> _The task_
Each line in the entries below that holds the string "current" is to be listed.

Entries taken from a collection:
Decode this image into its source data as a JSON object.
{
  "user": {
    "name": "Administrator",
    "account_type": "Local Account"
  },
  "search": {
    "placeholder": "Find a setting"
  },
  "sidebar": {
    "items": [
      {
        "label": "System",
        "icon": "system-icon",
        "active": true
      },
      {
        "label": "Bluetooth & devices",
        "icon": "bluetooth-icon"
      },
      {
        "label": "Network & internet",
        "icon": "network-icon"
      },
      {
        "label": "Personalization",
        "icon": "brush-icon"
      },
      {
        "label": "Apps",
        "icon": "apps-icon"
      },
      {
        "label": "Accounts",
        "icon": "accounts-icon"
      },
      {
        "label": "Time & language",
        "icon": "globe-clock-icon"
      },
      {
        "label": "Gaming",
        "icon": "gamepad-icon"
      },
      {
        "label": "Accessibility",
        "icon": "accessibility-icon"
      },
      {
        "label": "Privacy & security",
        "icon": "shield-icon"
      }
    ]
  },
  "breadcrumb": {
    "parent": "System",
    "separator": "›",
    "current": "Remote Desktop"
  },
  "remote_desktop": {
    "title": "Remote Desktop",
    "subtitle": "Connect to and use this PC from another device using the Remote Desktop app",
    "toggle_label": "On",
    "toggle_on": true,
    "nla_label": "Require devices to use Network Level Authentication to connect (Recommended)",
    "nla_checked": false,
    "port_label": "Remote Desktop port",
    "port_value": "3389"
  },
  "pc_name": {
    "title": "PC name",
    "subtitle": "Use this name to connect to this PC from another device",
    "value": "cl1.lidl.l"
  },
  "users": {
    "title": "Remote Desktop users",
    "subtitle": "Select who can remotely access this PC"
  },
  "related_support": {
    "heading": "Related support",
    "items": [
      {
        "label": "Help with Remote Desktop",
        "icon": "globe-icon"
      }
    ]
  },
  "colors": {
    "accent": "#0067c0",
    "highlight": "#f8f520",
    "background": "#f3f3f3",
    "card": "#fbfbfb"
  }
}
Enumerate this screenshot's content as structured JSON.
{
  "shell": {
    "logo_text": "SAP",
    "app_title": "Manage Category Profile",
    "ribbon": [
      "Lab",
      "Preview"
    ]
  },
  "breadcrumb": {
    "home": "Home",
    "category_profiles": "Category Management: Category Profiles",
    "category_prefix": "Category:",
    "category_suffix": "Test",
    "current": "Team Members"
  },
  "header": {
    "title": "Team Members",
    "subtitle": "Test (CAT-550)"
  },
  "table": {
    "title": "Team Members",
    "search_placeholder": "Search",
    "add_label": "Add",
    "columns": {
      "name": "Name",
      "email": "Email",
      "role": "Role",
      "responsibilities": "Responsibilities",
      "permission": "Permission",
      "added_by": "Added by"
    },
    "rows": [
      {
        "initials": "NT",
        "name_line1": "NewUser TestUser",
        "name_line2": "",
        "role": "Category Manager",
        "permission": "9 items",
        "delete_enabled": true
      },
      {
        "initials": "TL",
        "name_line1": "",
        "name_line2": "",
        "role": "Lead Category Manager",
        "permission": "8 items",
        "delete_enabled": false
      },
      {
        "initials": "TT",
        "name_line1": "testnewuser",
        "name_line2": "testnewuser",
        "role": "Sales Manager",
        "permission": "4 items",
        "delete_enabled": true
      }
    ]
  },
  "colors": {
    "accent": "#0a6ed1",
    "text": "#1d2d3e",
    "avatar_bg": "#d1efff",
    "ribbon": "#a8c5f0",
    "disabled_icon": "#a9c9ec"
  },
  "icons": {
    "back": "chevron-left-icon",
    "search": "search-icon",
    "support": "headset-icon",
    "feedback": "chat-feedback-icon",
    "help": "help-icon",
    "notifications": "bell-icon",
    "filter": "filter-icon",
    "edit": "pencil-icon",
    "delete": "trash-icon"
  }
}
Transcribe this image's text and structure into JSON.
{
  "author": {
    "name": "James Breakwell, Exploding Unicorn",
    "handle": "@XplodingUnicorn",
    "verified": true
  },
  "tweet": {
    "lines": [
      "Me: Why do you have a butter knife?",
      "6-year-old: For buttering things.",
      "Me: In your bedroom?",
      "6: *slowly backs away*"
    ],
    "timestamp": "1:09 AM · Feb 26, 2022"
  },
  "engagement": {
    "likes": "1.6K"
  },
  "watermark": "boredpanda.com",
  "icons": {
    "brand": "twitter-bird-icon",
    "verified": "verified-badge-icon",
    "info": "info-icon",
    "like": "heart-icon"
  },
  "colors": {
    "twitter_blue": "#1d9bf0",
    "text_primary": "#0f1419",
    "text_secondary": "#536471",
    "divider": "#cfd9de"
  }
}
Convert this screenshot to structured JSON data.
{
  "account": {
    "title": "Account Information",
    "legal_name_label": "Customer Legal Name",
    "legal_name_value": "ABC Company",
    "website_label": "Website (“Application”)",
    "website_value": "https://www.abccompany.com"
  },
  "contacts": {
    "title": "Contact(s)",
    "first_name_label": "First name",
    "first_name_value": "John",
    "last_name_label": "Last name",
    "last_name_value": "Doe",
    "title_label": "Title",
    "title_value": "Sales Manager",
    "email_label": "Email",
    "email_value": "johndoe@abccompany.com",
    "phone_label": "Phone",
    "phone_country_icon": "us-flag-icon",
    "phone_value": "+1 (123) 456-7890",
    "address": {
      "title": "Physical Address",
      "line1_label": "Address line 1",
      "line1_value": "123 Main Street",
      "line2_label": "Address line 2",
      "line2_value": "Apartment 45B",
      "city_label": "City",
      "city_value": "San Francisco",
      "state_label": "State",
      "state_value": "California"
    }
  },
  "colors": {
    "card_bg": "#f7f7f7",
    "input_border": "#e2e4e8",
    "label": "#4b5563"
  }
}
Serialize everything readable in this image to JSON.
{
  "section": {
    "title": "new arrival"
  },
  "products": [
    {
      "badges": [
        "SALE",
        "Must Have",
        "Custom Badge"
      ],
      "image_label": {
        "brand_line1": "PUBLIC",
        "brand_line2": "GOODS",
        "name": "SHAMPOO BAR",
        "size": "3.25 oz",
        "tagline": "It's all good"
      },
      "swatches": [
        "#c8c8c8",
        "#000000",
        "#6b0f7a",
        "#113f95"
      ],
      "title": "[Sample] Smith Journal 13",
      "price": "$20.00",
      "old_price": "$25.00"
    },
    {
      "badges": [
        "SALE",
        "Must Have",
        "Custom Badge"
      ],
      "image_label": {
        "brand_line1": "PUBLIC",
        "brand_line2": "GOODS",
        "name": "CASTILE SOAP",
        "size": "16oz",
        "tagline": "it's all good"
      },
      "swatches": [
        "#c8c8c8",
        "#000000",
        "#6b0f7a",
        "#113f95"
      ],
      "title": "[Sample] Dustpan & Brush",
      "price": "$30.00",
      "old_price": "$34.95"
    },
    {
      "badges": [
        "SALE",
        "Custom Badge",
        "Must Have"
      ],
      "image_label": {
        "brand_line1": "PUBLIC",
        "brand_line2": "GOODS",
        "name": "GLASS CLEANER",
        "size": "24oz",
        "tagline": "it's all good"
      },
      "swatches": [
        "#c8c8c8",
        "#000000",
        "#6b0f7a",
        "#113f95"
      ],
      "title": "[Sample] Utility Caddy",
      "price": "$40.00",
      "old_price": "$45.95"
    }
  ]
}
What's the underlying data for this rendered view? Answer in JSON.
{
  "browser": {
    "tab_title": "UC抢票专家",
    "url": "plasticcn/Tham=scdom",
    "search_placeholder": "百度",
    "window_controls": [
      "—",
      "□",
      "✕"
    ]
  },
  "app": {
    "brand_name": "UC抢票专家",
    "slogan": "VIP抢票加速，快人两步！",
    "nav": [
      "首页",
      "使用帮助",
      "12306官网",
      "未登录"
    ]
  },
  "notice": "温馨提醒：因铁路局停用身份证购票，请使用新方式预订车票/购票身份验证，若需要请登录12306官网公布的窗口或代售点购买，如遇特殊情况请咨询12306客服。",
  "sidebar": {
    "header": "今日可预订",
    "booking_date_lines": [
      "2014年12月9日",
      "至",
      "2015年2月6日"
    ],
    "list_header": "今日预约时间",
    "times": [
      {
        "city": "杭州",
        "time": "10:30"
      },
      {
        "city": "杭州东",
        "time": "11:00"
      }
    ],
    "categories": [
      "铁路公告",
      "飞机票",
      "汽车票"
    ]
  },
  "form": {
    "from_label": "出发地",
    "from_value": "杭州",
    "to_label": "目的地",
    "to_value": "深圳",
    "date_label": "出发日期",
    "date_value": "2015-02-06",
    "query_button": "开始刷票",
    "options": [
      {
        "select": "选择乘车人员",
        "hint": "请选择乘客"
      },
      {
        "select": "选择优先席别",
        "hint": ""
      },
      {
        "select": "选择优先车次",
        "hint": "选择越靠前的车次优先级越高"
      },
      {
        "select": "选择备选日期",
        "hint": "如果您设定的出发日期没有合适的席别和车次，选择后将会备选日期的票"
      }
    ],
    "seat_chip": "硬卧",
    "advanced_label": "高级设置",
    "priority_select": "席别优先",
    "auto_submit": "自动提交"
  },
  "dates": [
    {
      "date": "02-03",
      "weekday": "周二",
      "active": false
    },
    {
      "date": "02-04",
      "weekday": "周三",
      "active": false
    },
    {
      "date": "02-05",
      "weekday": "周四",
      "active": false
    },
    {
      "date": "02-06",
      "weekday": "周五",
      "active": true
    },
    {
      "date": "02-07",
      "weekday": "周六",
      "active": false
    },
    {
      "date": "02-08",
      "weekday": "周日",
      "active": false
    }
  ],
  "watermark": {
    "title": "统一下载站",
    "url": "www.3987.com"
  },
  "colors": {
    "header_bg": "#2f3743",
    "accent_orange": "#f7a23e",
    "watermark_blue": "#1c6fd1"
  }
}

> _Finished exercise_
    "current": "Remote Desktop"
    "current": "Team Members"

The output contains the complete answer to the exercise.